Data excerpts:
[BEGIN]
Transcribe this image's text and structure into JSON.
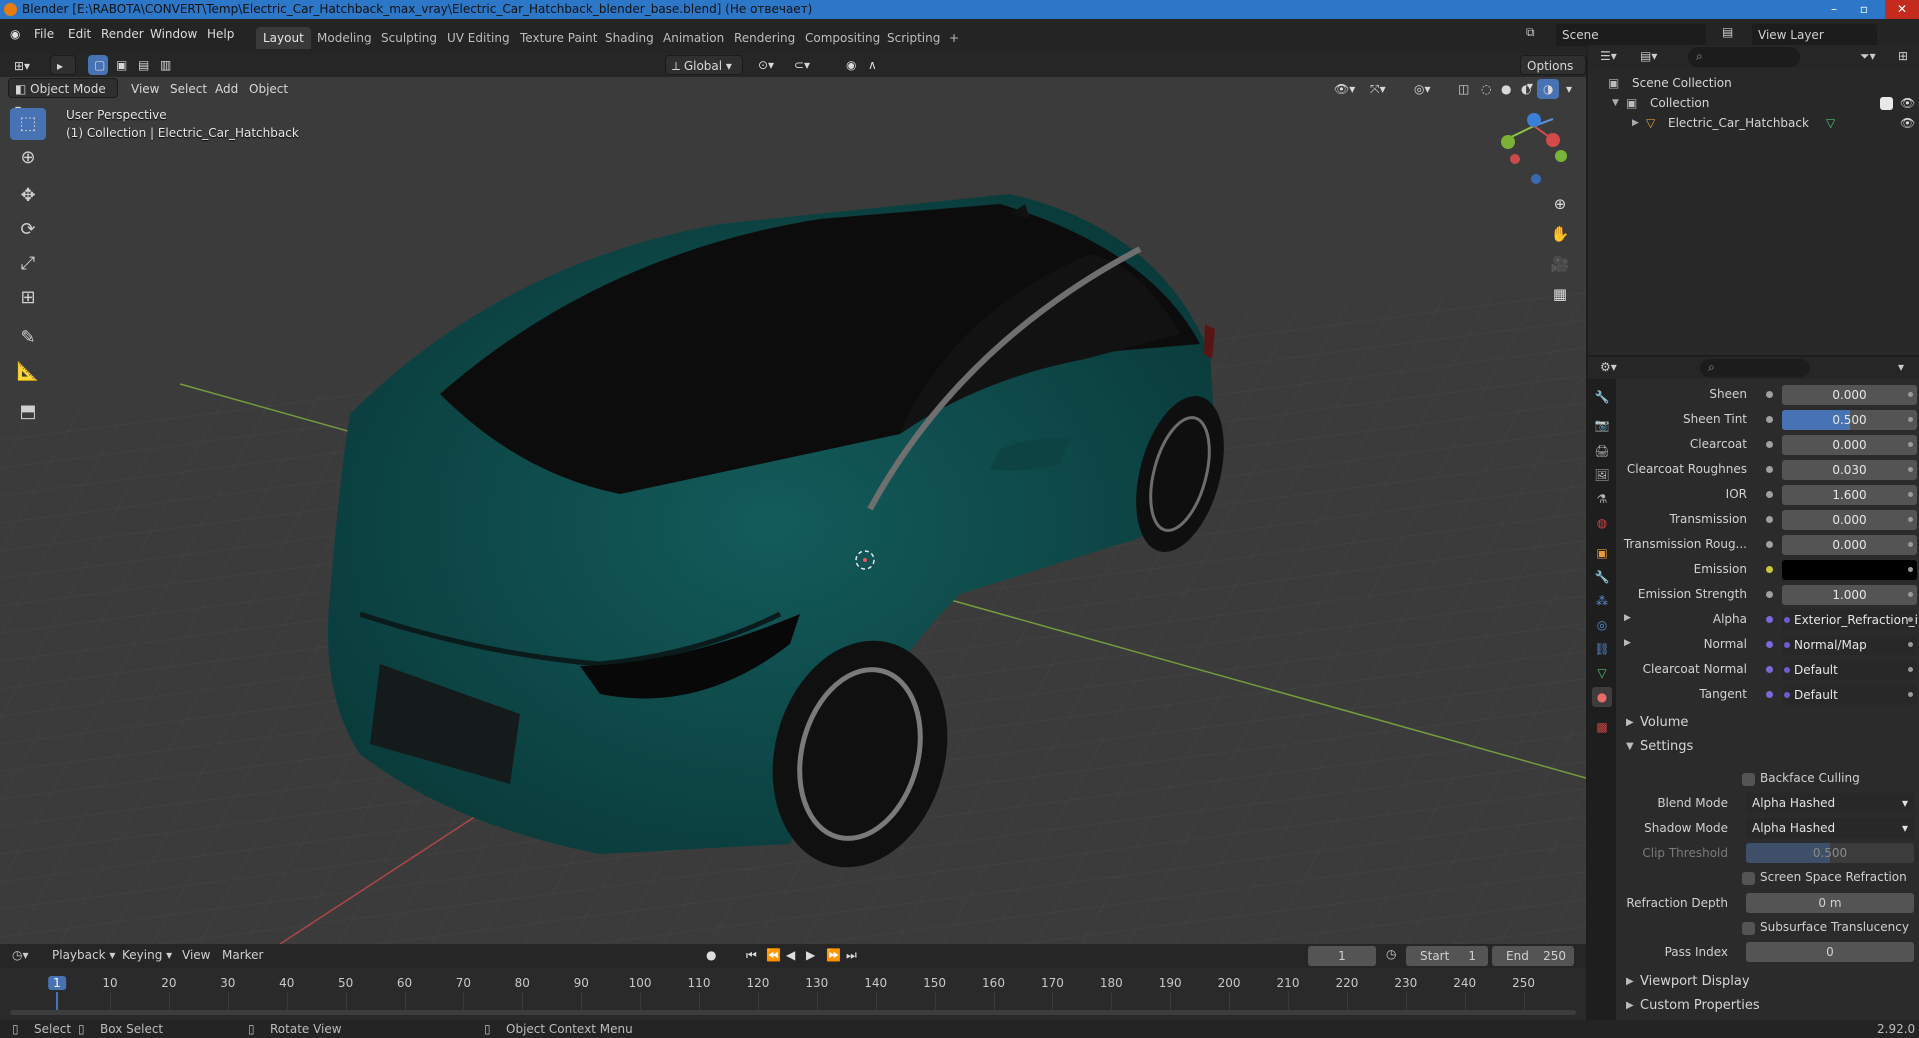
{
  "window": {
    "title": "Blender [E:\\RABOTA\\CONVERT\\Temp\\Electric_Car_Hatchback_max_vray\\Electric_Car_Hatchback_blender_base.blend] (Не отвечает)",
    "controls": [
      "–",
      "▫",
      "✕"
    ]
  },
  "menu": [
    "File",
    "Edit",
    "Render",
    "Window",
    "Help"
  ],
  "workspaces": [
    "Layout",
    "Modeling",
    "Sculpting",
    "UV Editing",
    "Texture Paint",
    "Shading",
    "Animation",
    "Rendering",
    "Compositing",
    "Scripting",
    "+"
  ],
  "scene": {
    "name": "Scene",
    "view_layer": "View Layer"
  },
  "viewport_header": {
    "mode": "Object Mode",
    "menus": [
      "View",
      "Select",
      "Add",
      "Object"
    ],
    "transform_orientation": "Global",
    "options_label": "Options"
  },
  "viewport": {
    "perspective_label": "User Perspective",
    "collection_label": "(1) Collection | Electric_Car_Hatchback",
    "gizmo_axes": [
      "X",
      "Y",
      "Z"
    ]
  },
  "outliner": {
    "items": [
      {
        "label": "Scene Collection"
      },
      {
        "label": "Collection"
      },
      {
        "label": "Electric_Car_Hatchback"
      }
    ]
  },
  "properties": {
    "rows": [
      {
        "label": "Sheen",
        "value": "0.000",
        "kind": "number"
      },
      {
        "label": "Sheen Tint",
        "value": "0.500",
        "kind": "slider",
        "fill": 0.5
      },
      {
        "label": "Clearcoat",
        "value": "0.000",
        "kind": "number"
      },
      {
        "label": "Clearcoat Roughnes",
        "value": "0.030",
        "kind": "number"
      },
      {
        "label": "IOR",
        "value": "1.600",
        "kind": "number"
      },
      {
        "label": "Transmission",
        "value": "0.000",
        "kind": "number"
      },
      {
        "label": "Transmission Roug...",
        "value": "0.000",
        "kind": "number"
      },
      {
        "label": "Emission",
        "value": "",
        "kind": "color",
        "color": "#000000"
      },
      {
        "label": "Emission Strength",
        "value": "1.000",
        "kind": "number"
      },
      {
        "label": "Alpha",
        "value": "Exterior_Refraction_inver...",
        "kind": "link"
      },
      {
        "label": "Normal",
        "value": "Normal/Map",
        "kind": "link"
      },
      {
        "label": "Clearcoat Normal",
        "value": "Default",
        "kind": "link"
      },
      {
        "label": "Tangent",
        "value": "Default",
        "kind": "link"
      }
    ],
    "panels": {
      "volume": "Volume",
      "settings": "Settings",
      "viewport_display": "Viewport Display",
      "custom_properties": "Custom Properties"
    },
    "settings": {
      "backface_culling": "Backface Culling",
      "blend_mode_label": "Blend Mode",
      "blend_mode_value": "Alpha Hashed",
      "shadow_mode_label": "Shadow Mode",
      "shadow_mode_value": "Alpha Hashed",
      "clip_threshold_label": "Clip Threshold",
      "clip_threshold_value": "0.500",
      "screen_space_refraction": "Screen Space Refraction",
      "refraction_depth_label": "Refraction Depth",
      "refraction_depth_value": "0 m",
      "subsurface_translucency": "Subsurface Translucency",
      "pass_index_label": "Pass Index",
      "pass_index_value": "0"
    }
  },
  "timeline": {
    "menus": [
      "Playback",
      "Keying",
      "View",
      "Marker"
    ],
    "current_frame": "1",
    "start_label": "Start",
    "start": "1",
    "end_label": "End",
    "end": "250",
    "ticks": [
      "1",
      "10",
      "20",
      "30",
      "40",
      "50",
      "60",
      "70",
      "80",
      "90",
      "100",
      "110",
      "120",
      "130",
      "140",
      "150",
      "160",
      "170",
      "180",
      "190",
      "200",
      "210",
      "220",
      "230",
      "240",
      "250"
    ]
  },
  "statusbar": {
    "select": "Select",
    "box_select": "Box Select",
    "rotate_view": "Rotate View",
    "context_menu": "Object Context Menu",
    "version": "2.92.0"
  },
  "colors": {
    "accent": "#4772b3",
    "car_body": "#0e4a4a",
    "axis_x": "#c94a4a",
    "axis_y": "#8cc63f"
  }
}
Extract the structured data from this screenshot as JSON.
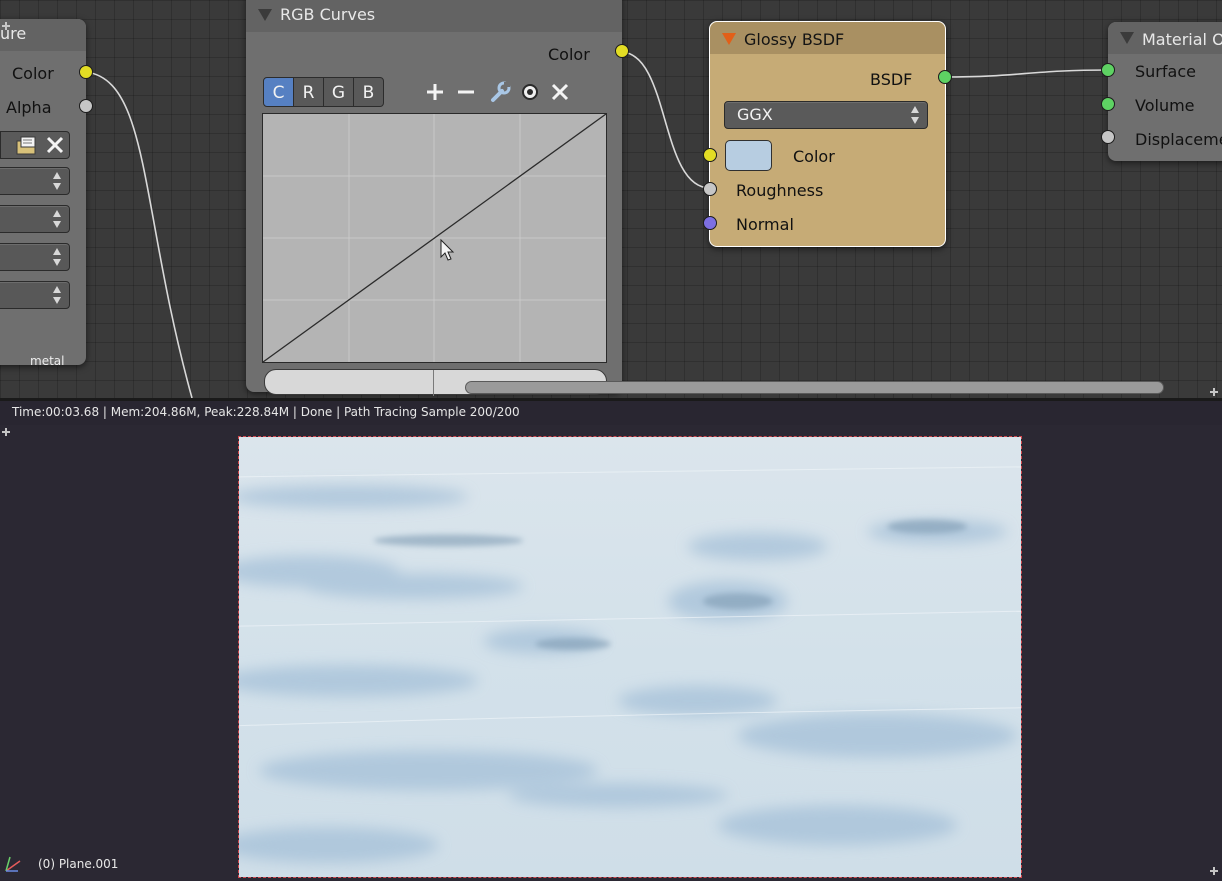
{
  "node_editor": {
    "left_node": {
      "title": "ure",
      "outputs": [
        "Color",
        "Alpha"
      ],
      "footer_label": "metal"
    },
    "rgb_curves": {
      "title": "RGB Curves",
      "output": "Color",
      "channels": [
        "C",
        "R",
        "G",
        "B"
      ],
      "active_channel": "C",
      "tools": [
        "plus-icon",
        "minus-icon",
        "wrench-icon",
        "circle-icon",
        "x-icon"
      ]
    },
    "glossy_bsdf": {
      "title": "Glossy BSDF",
      "output": "BSDF",
      "distribution": "GGX",
      "inputs": [
        "Color",
        "Roughness",
        "Normal"
      ],
      "color_swatch": "#b7cde1",
      "header_color": "#a99062"
    },
    "material_output": {
      "title": "Material O",
      "inputs": [
        "Surface",
        "Volume",
        "Displaceme"
      ]
    }
  },
  "status": {
    "render_info": "Time:00:03.68 | Mem:204.86M, Peak:228.84M | Done | Path Tracing Sample 200/200"
  },
  "image_editor": {
    "object_label": "(0) Plane.001"
  },
  "colors": {
    "socket_color": "#e3dd24",
    "socket_float": "#c6c6c6",
    "socket_shader": "#5ed263",
    "socket_vector": "#7d6fe2",
    "active_tab": "#5680c2",
    "render_border": "#d2484e"
  }
}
[END]
__What you have to do__. Find and copy every line in the entries above where the string "Clearcoat" occurs.

__Expected answer__.
        "label": "Clearcoat",
        "label": "Clearcoat Roughnes",
        "label": "Clearcoat Normal",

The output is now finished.